**Task description**.
Find every line below that contains the word "Berengario" and copy it out.

:: Data

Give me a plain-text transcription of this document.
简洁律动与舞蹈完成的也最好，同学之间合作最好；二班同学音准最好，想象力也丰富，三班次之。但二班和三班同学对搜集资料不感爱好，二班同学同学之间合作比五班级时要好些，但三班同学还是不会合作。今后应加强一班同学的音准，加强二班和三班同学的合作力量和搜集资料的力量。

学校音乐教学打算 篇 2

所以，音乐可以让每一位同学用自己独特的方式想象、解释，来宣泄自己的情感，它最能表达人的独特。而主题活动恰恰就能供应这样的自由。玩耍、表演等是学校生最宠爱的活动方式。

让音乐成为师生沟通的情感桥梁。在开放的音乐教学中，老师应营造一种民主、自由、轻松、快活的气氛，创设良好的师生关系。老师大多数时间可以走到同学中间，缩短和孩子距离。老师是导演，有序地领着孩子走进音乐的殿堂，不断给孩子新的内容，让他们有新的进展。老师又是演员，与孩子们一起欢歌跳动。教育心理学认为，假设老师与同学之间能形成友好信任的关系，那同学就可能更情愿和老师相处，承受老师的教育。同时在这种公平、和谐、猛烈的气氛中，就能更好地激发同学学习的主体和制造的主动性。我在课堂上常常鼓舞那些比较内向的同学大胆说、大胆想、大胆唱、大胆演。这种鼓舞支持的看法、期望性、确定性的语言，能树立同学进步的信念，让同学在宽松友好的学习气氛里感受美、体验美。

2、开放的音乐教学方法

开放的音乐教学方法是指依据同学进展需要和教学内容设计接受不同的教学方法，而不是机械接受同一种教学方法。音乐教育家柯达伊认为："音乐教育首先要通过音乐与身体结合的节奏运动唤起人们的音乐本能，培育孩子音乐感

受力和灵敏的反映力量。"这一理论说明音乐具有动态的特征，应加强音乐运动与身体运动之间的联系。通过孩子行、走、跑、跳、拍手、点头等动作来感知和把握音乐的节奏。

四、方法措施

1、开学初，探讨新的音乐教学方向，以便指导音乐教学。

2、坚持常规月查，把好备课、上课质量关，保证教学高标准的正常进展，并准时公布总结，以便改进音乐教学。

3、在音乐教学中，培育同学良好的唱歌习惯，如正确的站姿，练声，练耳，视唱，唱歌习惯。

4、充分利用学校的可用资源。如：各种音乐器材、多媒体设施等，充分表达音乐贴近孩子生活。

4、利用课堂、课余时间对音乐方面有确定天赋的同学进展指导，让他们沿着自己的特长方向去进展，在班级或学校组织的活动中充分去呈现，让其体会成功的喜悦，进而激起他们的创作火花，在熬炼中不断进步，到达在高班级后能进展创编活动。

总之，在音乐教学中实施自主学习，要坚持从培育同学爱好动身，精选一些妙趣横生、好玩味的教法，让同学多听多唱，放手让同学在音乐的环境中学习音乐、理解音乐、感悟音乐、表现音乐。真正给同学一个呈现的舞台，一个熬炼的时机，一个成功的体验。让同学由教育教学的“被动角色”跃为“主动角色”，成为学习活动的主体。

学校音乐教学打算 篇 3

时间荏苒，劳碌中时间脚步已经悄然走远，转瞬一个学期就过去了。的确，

::::
:: Data

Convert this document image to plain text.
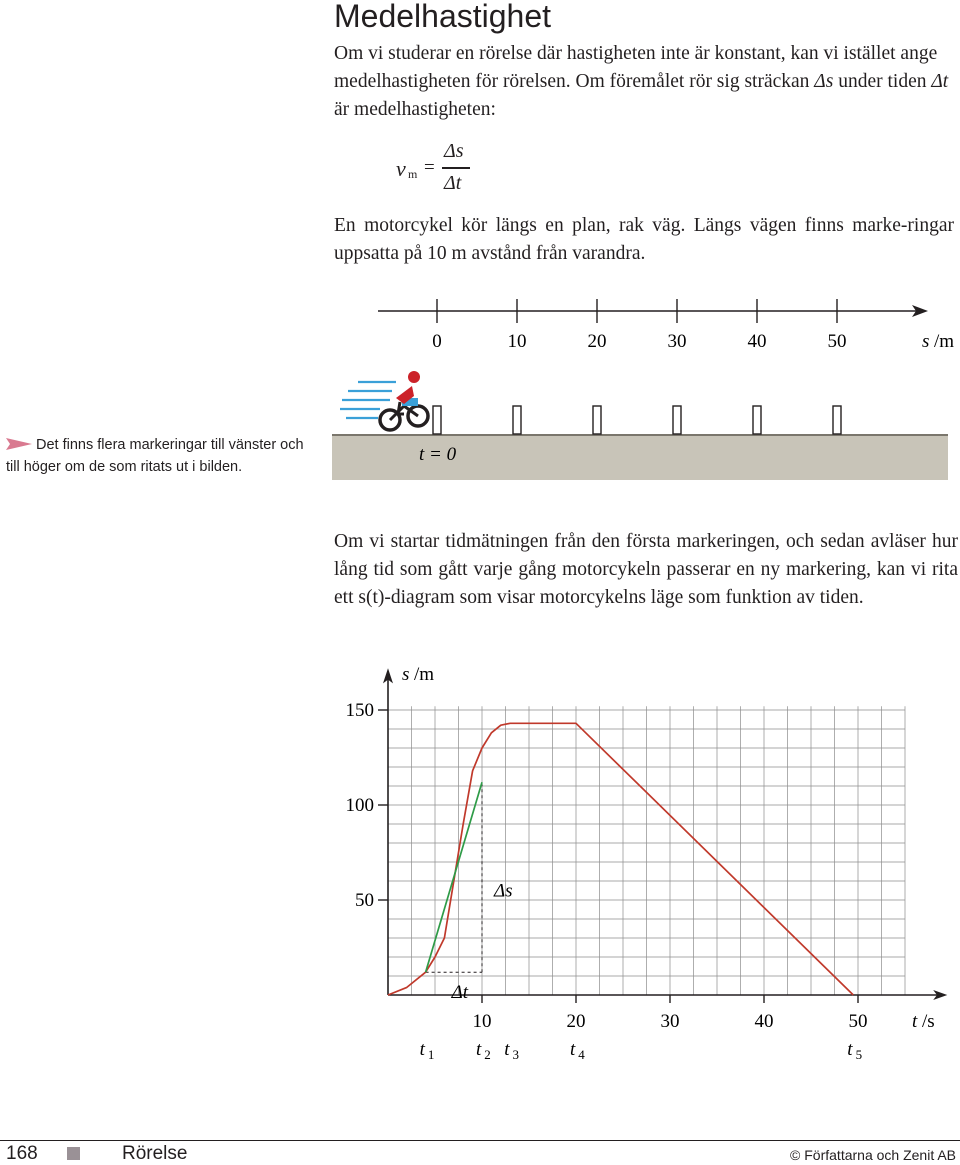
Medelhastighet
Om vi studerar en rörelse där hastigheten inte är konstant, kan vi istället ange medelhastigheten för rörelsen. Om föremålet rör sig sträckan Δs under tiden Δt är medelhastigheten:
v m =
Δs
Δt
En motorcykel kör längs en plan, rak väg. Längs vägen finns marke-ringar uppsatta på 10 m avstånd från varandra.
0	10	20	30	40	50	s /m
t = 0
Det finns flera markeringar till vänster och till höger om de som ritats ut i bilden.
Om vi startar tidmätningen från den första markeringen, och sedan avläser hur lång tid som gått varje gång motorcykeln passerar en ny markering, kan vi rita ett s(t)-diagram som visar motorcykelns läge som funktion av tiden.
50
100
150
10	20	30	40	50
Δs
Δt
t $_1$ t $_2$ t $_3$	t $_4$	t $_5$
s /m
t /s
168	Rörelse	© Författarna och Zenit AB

::::
:: Data

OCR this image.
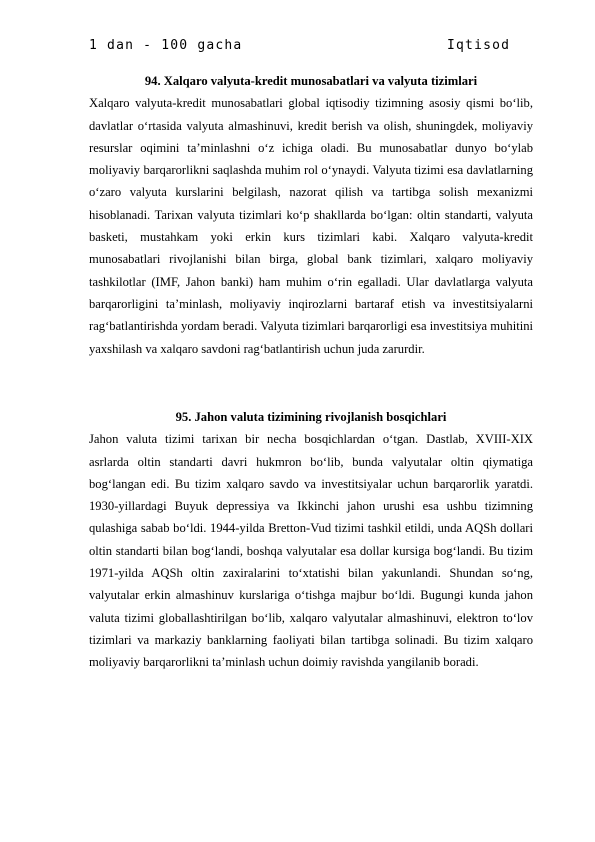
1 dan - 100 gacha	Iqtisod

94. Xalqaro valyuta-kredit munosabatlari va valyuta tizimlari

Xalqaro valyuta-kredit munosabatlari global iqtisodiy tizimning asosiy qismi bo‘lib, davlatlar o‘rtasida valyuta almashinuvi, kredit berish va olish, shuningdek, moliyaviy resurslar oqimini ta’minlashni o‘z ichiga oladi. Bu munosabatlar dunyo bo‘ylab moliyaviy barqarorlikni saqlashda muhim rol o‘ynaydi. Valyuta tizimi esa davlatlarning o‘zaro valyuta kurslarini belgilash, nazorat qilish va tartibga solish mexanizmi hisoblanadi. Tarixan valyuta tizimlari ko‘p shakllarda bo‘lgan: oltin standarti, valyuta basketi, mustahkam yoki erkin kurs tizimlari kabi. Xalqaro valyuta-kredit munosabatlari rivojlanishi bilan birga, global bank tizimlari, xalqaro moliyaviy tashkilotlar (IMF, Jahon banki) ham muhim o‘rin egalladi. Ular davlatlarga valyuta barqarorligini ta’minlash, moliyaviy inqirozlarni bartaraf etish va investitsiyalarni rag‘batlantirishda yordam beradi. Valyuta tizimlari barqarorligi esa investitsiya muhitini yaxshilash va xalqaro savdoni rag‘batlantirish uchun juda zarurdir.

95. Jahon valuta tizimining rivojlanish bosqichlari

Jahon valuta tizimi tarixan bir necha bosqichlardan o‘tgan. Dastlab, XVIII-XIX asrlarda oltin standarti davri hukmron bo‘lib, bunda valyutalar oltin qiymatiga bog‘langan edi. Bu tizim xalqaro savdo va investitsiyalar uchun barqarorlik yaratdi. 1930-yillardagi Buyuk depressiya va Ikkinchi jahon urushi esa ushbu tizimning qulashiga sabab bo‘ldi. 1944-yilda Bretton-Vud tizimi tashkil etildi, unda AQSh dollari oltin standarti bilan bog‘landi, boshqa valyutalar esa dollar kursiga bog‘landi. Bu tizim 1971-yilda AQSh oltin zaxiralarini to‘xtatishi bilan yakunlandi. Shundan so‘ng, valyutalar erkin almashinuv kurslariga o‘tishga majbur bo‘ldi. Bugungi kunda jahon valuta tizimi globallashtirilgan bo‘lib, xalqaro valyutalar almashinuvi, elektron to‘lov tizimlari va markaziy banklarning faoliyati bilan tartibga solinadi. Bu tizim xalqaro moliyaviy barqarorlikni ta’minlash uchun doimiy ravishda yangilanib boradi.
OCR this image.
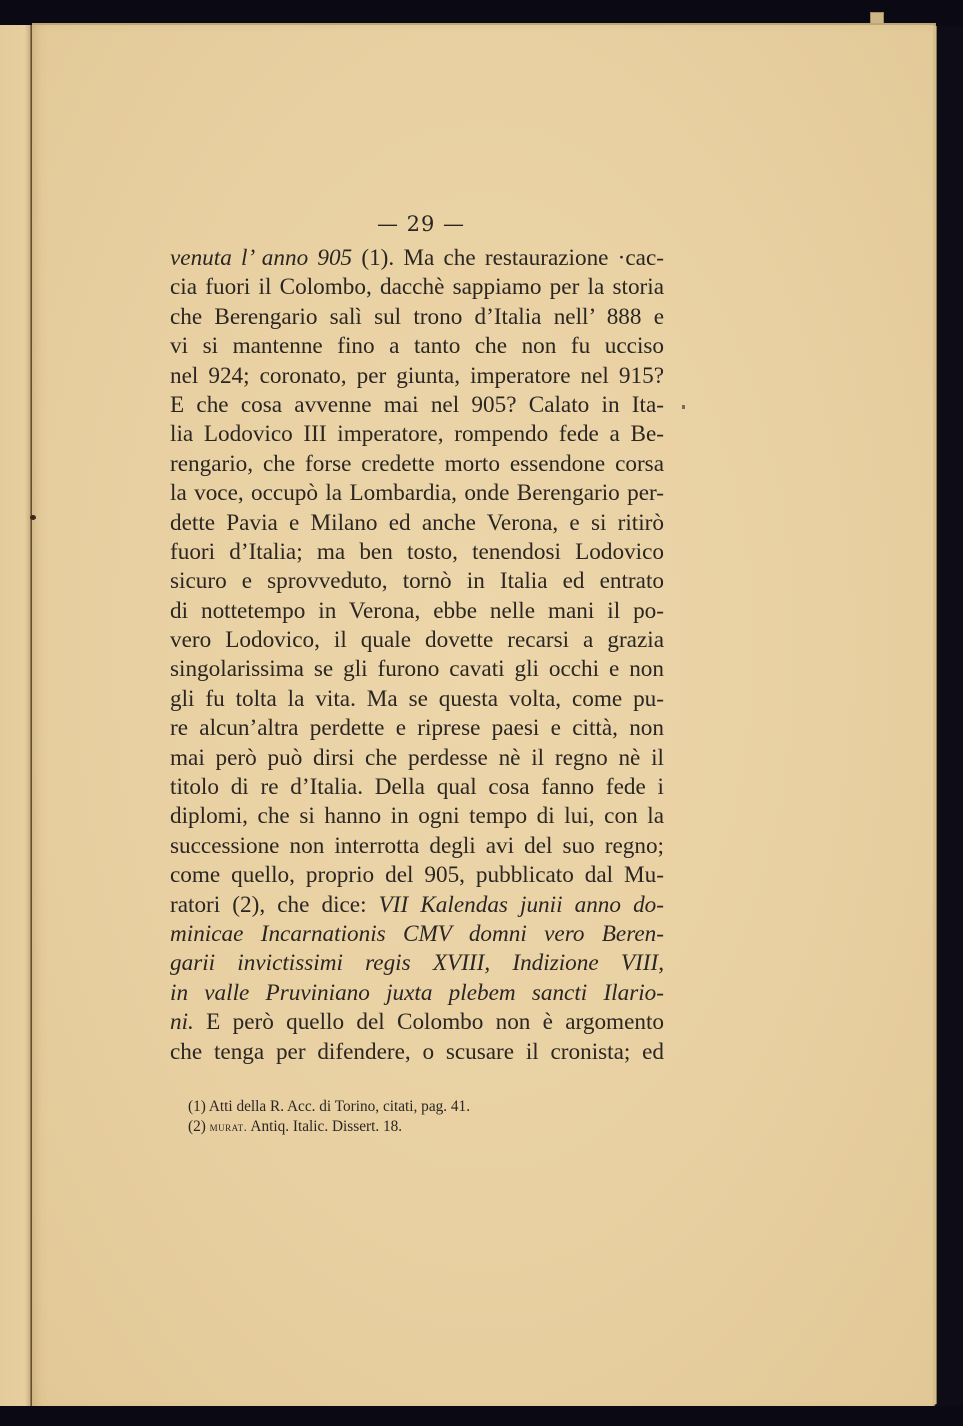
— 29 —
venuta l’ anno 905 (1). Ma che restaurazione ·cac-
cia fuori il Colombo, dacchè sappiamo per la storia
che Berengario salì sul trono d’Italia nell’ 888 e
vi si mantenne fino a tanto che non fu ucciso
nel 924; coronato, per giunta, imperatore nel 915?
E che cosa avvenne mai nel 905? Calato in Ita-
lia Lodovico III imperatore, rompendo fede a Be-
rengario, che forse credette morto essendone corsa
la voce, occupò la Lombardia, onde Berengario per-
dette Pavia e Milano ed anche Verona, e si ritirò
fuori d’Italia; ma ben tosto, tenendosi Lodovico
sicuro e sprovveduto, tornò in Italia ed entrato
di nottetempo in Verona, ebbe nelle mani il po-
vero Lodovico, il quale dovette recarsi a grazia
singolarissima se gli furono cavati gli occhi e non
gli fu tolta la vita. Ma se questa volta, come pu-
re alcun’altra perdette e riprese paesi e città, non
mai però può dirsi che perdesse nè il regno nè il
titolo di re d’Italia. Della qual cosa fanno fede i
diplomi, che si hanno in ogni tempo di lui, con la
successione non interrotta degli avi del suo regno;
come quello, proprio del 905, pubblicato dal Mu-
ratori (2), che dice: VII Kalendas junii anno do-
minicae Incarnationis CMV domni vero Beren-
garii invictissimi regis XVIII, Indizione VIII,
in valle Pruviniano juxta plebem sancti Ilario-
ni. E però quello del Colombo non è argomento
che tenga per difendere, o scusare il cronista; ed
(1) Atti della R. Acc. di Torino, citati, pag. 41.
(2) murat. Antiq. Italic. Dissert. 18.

::::

**Exercise answer**.
che Berengario salì sul trono d’Italia nell’ 888 e
la voce, occupò la Lombardia, onde Berengario per-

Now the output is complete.